Extract every line of the material that holds the string "市场营销活动成本比例".

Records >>
╔══

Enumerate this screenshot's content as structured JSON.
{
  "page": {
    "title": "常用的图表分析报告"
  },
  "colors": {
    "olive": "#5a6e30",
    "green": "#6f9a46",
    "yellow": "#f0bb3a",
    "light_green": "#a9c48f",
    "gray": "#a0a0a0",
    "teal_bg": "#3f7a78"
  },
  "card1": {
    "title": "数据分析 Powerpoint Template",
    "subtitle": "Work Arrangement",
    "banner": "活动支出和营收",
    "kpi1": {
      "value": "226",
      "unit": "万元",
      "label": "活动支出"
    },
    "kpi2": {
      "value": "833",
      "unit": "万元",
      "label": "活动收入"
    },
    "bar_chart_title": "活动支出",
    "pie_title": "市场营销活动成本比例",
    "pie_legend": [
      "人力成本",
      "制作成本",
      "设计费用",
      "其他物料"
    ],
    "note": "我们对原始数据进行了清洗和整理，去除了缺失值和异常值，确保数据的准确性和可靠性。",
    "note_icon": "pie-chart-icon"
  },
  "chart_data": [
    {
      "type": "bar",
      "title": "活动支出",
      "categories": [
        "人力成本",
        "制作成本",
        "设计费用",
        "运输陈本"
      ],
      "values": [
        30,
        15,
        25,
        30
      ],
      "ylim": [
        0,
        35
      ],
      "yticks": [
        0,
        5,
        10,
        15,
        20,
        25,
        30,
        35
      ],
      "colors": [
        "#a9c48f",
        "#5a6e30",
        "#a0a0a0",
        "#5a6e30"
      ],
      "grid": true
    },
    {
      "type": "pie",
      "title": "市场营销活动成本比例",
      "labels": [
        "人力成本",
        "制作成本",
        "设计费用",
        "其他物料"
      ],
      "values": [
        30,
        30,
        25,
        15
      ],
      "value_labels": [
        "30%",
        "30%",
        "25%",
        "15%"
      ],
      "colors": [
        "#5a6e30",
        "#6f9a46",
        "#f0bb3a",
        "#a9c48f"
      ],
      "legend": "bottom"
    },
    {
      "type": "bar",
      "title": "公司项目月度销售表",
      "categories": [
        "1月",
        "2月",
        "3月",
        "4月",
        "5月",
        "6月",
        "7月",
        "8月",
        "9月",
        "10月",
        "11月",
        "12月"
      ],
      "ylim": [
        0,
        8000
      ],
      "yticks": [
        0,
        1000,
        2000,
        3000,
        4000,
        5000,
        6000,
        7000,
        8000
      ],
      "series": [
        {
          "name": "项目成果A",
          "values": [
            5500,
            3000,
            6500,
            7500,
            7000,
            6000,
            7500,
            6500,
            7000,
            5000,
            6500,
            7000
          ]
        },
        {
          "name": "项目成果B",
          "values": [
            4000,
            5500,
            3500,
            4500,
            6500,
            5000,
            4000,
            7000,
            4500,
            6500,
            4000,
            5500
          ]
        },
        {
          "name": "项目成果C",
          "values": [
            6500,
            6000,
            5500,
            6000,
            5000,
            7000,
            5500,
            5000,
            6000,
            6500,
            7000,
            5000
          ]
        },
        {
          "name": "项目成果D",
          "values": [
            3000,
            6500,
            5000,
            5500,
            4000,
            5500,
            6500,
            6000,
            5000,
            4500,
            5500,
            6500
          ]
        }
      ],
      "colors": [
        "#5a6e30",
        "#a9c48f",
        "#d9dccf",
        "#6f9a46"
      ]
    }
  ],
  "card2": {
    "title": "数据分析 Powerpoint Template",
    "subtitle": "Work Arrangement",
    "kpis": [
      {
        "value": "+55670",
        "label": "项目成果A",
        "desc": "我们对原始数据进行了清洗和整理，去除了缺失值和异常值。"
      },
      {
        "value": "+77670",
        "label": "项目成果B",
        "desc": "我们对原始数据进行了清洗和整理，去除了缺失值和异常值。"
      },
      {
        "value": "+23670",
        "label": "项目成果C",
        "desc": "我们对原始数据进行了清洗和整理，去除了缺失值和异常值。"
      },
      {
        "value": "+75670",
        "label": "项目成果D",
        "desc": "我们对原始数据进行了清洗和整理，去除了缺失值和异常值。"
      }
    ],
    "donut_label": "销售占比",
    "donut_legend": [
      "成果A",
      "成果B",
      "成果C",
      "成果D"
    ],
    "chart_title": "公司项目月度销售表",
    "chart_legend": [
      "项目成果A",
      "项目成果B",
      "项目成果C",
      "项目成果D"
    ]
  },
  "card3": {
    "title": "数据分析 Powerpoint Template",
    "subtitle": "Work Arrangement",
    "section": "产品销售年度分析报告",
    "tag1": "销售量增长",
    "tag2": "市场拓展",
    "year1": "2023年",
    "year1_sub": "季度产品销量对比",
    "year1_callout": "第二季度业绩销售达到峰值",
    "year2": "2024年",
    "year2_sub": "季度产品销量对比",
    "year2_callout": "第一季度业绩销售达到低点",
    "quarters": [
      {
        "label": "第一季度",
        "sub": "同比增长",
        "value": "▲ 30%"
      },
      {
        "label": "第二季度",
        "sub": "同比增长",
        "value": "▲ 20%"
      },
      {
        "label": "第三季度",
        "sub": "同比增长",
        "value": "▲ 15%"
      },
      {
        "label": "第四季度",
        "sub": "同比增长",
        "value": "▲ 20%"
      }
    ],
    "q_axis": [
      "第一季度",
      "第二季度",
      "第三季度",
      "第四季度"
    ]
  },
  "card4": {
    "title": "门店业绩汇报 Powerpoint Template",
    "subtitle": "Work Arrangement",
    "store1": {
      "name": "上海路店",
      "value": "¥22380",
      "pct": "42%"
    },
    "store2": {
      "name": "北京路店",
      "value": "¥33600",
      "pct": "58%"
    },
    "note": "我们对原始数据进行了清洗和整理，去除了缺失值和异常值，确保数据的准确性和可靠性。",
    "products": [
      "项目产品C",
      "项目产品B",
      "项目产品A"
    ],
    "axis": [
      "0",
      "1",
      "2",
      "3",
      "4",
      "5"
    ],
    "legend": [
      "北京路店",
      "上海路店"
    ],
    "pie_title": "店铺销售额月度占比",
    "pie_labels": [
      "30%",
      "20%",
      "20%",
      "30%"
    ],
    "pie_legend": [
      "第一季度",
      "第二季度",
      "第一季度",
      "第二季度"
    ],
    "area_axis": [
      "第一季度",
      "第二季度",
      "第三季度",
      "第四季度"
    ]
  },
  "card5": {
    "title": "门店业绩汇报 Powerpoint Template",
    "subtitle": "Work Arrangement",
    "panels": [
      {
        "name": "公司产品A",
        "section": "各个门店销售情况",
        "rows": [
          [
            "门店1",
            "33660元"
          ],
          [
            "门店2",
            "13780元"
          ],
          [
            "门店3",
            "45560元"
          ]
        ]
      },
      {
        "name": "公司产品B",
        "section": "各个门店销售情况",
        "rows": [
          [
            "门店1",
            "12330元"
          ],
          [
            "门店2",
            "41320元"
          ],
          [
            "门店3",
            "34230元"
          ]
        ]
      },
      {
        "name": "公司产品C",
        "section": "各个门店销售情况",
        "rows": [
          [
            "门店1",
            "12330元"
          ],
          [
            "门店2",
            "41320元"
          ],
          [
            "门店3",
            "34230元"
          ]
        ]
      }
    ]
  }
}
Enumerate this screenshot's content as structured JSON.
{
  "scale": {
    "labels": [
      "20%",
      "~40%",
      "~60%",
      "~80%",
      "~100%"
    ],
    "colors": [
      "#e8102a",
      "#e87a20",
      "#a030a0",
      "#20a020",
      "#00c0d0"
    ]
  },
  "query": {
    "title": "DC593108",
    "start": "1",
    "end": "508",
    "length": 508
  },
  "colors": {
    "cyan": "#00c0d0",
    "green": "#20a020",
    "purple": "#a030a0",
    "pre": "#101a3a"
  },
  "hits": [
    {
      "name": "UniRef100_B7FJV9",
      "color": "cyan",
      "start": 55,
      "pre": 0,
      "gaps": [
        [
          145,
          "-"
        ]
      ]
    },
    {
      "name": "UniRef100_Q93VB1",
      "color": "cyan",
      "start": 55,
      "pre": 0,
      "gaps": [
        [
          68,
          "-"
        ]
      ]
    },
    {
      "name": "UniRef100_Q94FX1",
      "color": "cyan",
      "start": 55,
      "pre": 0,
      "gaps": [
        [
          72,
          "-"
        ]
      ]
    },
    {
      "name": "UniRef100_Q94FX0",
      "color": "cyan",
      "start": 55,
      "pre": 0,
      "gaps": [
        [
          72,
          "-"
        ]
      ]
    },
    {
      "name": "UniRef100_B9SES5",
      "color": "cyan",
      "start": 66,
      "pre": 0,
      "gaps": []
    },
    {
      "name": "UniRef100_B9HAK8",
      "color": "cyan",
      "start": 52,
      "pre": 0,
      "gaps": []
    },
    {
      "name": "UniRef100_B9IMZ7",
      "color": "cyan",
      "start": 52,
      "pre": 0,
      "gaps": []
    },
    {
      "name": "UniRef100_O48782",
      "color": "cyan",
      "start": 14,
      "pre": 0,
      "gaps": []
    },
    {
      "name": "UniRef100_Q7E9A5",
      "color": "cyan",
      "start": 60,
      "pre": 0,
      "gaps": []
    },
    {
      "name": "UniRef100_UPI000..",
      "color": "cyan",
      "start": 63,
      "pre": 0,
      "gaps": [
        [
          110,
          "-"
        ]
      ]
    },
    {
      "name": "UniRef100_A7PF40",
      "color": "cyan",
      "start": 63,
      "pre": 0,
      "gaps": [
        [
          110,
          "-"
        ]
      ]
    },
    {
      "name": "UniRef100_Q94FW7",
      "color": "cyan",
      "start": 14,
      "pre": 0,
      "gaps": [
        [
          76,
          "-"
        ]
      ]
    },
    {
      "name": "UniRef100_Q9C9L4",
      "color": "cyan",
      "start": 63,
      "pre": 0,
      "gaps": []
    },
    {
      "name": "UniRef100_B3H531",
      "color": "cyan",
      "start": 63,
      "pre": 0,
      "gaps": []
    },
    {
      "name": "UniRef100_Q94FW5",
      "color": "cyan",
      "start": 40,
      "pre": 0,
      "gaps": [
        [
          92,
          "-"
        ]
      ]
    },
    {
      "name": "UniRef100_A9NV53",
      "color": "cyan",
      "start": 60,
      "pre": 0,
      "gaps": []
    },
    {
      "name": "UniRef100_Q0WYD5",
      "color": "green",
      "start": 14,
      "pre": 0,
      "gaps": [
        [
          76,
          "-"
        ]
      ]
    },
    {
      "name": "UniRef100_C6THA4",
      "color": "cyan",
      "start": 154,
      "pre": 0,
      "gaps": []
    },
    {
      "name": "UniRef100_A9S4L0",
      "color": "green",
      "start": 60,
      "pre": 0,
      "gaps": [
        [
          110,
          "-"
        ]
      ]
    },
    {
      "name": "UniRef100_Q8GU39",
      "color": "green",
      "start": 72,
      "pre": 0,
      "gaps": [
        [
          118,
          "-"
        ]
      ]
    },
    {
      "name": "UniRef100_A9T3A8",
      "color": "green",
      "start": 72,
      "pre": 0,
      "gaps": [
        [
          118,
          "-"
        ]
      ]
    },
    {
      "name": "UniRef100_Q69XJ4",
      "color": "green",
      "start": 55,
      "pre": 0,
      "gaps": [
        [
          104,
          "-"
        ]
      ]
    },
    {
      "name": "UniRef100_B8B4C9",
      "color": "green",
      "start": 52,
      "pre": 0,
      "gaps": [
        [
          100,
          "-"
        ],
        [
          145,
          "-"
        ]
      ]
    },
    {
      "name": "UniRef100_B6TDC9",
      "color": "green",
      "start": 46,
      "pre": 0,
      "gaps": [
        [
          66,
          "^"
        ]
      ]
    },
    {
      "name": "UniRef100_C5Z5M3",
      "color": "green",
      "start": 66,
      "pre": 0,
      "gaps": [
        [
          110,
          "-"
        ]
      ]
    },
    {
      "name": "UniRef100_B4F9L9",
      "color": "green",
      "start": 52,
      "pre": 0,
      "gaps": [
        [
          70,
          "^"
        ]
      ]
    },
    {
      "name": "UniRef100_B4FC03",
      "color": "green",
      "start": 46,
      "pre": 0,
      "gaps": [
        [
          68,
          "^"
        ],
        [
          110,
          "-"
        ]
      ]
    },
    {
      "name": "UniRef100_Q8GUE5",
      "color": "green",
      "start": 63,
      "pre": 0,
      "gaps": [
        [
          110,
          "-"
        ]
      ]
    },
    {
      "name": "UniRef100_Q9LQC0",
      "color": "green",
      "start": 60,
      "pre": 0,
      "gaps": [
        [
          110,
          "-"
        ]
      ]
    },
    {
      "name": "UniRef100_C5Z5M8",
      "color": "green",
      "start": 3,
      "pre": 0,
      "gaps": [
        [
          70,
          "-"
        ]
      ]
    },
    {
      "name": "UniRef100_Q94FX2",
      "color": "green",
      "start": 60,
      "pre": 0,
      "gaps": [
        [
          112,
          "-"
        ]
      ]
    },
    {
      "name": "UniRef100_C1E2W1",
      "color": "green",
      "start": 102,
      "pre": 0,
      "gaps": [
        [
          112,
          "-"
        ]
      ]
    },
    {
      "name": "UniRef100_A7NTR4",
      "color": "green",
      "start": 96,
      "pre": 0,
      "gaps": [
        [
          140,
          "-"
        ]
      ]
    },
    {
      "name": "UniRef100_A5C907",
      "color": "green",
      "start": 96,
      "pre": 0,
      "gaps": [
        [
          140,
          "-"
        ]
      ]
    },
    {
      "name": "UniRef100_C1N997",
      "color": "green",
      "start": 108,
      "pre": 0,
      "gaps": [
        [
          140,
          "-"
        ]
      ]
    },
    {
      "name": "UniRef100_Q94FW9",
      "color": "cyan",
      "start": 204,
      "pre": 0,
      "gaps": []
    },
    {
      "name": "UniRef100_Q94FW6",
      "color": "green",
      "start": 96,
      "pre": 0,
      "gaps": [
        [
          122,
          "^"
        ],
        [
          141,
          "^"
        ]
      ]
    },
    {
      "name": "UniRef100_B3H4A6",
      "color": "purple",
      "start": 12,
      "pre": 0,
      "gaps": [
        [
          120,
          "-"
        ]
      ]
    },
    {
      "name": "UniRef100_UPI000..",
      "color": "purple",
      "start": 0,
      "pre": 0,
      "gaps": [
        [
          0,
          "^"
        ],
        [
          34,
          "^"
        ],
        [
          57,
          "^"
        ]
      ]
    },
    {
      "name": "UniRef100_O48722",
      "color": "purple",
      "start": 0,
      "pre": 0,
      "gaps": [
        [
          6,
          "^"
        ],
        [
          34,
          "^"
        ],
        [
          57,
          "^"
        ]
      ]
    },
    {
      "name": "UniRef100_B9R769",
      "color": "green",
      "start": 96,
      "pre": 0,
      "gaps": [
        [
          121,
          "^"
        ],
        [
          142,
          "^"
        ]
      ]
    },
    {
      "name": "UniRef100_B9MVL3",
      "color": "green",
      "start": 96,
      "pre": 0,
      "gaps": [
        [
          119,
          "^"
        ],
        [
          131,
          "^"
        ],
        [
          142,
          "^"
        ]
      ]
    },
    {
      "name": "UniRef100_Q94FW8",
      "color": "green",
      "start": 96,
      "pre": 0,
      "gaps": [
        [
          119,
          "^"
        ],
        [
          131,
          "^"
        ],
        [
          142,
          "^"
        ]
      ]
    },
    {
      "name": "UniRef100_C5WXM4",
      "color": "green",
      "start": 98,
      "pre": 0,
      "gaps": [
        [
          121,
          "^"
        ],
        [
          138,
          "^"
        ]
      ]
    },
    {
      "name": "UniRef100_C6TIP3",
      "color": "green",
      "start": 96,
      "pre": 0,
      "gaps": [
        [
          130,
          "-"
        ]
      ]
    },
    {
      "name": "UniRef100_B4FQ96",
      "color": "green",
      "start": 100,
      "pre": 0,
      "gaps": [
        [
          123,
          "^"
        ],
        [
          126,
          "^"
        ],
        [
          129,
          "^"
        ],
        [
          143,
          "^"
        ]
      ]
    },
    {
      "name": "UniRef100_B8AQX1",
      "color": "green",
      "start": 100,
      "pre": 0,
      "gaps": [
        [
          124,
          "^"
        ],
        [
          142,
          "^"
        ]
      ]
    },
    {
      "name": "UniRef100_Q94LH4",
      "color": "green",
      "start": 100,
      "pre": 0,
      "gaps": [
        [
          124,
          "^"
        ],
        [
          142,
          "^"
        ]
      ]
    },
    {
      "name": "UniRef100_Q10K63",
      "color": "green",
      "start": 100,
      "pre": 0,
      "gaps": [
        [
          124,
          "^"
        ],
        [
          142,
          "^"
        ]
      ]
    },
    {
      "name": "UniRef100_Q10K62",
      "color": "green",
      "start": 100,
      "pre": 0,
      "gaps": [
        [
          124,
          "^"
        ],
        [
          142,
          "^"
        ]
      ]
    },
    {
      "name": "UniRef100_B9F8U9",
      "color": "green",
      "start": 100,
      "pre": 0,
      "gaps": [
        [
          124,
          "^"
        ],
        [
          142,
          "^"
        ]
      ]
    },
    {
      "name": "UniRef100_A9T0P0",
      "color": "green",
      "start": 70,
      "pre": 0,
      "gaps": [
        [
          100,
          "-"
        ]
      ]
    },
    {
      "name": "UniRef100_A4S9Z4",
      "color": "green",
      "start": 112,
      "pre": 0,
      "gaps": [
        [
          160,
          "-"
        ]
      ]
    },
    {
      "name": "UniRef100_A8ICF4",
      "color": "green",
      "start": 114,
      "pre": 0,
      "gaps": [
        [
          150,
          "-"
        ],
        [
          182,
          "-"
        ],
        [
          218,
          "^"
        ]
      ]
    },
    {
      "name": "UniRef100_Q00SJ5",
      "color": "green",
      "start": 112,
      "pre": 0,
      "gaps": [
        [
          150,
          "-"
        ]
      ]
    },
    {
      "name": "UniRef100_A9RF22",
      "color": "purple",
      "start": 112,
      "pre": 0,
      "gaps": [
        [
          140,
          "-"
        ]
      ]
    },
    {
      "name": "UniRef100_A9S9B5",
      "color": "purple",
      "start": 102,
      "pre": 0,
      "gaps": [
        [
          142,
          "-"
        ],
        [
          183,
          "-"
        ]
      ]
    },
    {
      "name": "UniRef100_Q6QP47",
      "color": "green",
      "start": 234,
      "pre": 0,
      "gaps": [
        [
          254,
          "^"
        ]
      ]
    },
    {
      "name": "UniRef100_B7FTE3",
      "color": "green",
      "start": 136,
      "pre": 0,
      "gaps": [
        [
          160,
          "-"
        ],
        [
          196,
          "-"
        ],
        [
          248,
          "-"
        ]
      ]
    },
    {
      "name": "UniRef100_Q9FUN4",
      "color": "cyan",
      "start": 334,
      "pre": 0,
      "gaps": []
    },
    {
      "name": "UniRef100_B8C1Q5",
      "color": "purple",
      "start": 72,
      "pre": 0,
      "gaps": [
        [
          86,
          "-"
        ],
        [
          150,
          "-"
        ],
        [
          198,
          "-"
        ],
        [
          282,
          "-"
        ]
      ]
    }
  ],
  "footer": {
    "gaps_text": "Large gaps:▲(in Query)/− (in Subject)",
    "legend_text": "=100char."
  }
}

╚══

CORRECT ANSWER >>
    "pie_title": "市场营销活动成本比例",
      "title": "市场营销活动成本比例",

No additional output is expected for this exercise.